* **Selection**:
┌──

A writ of mandamus is an "extraordinary" remedy. In re: Howmedica Osteonics Corp., 867 F.3d 390, 401 (3d Cir. 2017). Such a writ may issue only if the petitioner shows (1) a clear and indisputable "abuse of discretion or clear error of law," (2) "a lack of an alternate avenue for adequate relief," and (3) "a likelihood of irreparable injury." United States v. Wright, 776 F.3d 134, 145-46 (3d Cir. 2015) (emphasis added). The writ is not appropriate when it is used to serve as a substitute for an appeal. Cheney v. U.S. Dist. Court, 542 U.S. 367, 380-81 (2004). Moreover, it is within a court's discretion to refrain from issuing the writ even when the requirements for mandamus are technically satisfied. The availability of the writ "does not compel its exercise." Lusardi v. Lechner, 855 F.2d 1062, 1070 (3d Cir. 1988).

└──

* **Provided data**:

┌──

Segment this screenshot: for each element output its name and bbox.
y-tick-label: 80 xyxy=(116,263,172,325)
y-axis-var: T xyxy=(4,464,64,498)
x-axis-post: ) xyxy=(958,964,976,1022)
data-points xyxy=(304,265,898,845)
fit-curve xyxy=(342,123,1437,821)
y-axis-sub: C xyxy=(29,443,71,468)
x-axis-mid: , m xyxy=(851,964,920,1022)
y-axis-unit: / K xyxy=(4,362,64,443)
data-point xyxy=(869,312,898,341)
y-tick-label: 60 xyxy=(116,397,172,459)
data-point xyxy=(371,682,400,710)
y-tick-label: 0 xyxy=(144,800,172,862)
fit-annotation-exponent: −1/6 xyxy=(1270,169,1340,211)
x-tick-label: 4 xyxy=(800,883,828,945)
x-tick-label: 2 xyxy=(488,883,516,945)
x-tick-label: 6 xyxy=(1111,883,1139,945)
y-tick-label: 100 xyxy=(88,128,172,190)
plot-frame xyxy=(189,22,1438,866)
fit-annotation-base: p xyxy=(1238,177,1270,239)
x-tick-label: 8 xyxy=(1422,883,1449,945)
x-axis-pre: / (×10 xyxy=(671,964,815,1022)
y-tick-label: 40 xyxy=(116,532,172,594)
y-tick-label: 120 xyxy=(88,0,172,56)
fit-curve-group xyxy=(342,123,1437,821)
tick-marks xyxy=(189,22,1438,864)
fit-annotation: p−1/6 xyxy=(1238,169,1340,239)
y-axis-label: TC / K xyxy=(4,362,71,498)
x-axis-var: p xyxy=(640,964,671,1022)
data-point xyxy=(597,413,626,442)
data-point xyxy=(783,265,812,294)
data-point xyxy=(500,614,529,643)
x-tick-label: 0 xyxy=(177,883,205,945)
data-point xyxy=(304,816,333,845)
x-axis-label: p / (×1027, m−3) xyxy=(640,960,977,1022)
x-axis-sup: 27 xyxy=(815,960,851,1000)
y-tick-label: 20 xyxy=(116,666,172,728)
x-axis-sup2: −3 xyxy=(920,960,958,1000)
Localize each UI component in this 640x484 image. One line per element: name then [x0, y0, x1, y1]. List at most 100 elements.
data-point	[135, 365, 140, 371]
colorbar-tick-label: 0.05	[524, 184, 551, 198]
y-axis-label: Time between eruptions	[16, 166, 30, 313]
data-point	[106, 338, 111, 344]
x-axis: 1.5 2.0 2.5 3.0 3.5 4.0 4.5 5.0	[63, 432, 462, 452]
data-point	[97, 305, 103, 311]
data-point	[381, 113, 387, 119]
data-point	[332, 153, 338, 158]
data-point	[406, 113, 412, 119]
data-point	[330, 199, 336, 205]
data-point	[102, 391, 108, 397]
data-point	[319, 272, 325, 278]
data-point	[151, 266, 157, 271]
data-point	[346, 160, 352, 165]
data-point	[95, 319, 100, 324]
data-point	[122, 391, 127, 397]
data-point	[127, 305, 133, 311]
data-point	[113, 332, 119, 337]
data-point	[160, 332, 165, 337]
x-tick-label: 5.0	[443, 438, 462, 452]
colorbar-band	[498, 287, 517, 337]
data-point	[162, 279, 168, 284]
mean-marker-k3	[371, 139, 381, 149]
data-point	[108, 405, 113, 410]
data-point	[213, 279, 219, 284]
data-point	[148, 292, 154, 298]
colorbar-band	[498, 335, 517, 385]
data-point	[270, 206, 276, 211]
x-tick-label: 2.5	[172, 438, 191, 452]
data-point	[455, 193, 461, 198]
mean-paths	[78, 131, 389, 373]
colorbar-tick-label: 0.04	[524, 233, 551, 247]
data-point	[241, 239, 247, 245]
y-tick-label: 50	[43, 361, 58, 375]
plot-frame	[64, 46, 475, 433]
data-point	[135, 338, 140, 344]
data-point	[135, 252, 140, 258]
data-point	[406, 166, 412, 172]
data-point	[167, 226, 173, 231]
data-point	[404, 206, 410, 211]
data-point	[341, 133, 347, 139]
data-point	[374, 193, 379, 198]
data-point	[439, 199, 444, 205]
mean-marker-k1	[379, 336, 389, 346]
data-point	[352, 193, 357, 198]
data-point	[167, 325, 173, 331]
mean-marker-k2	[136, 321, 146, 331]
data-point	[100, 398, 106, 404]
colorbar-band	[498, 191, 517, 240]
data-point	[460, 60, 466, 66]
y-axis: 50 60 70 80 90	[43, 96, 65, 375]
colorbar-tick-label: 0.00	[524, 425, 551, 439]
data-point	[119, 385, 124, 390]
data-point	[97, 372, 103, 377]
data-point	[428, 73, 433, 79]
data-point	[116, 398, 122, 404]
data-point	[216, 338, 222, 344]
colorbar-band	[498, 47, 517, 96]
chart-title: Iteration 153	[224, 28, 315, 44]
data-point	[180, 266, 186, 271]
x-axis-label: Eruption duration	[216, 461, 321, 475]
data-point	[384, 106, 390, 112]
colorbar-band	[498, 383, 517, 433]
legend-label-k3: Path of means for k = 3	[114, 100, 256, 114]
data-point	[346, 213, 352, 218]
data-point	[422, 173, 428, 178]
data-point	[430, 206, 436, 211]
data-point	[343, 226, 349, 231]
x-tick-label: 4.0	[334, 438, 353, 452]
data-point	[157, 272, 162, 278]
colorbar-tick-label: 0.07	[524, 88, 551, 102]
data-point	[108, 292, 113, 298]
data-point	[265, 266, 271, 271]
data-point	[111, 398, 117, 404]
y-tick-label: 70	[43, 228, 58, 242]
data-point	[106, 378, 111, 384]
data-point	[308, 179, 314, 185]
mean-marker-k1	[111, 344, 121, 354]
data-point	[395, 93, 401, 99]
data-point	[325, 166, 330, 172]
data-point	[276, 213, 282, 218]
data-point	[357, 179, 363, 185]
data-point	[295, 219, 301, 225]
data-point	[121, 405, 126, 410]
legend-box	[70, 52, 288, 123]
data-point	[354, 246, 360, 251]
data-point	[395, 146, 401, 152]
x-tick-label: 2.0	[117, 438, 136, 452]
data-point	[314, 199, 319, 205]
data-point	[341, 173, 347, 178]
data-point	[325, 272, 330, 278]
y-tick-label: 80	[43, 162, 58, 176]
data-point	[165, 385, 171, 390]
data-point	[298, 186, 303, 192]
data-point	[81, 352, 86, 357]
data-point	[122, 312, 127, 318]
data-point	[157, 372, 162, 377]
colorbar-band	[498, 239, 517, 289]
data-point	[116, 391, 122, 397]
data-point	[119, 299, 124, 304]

└──

* **Actions to take**:
1) Using the passage on the writ of mandamus, explain in one to three sentences why a court may refuse to issue the writ even when its requirements are technically satisfied.
2) Summarize the passage on the writ of mandamus in two sentences.
3) Write the next paragraph of the passage on the writ of mandamus, starting after its final sentence.

* **Responses**:
1) Issuing the writ is within the court's discretion. As the passage quotes from Lusardi v. Lechner, the availability of the writ "does not compel its exercise." Meeting the requirements makes the writ available, but it does not oblige the court to grant it.

2) A writ of mandamus is an extraordinary remedy that may issue only if the petitioner shows a clear and indisputable abuse of discretion or clear error of law, the lack of an alternate avenue for adequate relief, and a likelihood of irreparable injury. The writ is not appropriate as a substitute for an appeal, and a court may decline to issue it even when those requirements are technically satisfied.

3)
A writ of mandamus has been used "to confine an inferior court to a lawful exercise of its prescribed jurisdiction or to compel it to exercise its authority when it is its duty to do so." Will v. Calvert Fire Ins. Co., 437 U.S. 655, 661 (1978) (emphasis added). Thus, mandamus is appropriate when a lower court has failed to adhere to the mandate of an appellate court. In re Chambers Dev. Co., Inc., 148 F.3d 214, 223 (3d Cir. 1998). In this regard, the Prossers assert that the Bankruptcy Court and the Trustee have failed to "implement both the letter and spirit of [this Court's] mandate." Id. at 224. (Dkt No. 118 at 10-11).

The underlying premise of the Prosser's Petition is that the District Court's Orders "immunized" the Anna's Hope Property and any associated sale proceeds from all claims by the Trustee that relate in any respect to the Bankruptcy Court's Contempt Fees and Supplemental Sanctions Orders. (Dkt. No. 118 at 14-15). The Prossers assert that the Bankruptcy Court's acceptance of the Trustee's various arguments elevates form over substance and violates the spirit of the District Court's rulings and its reliance on the Law decision. (Dkt. No. 118 at 21-22).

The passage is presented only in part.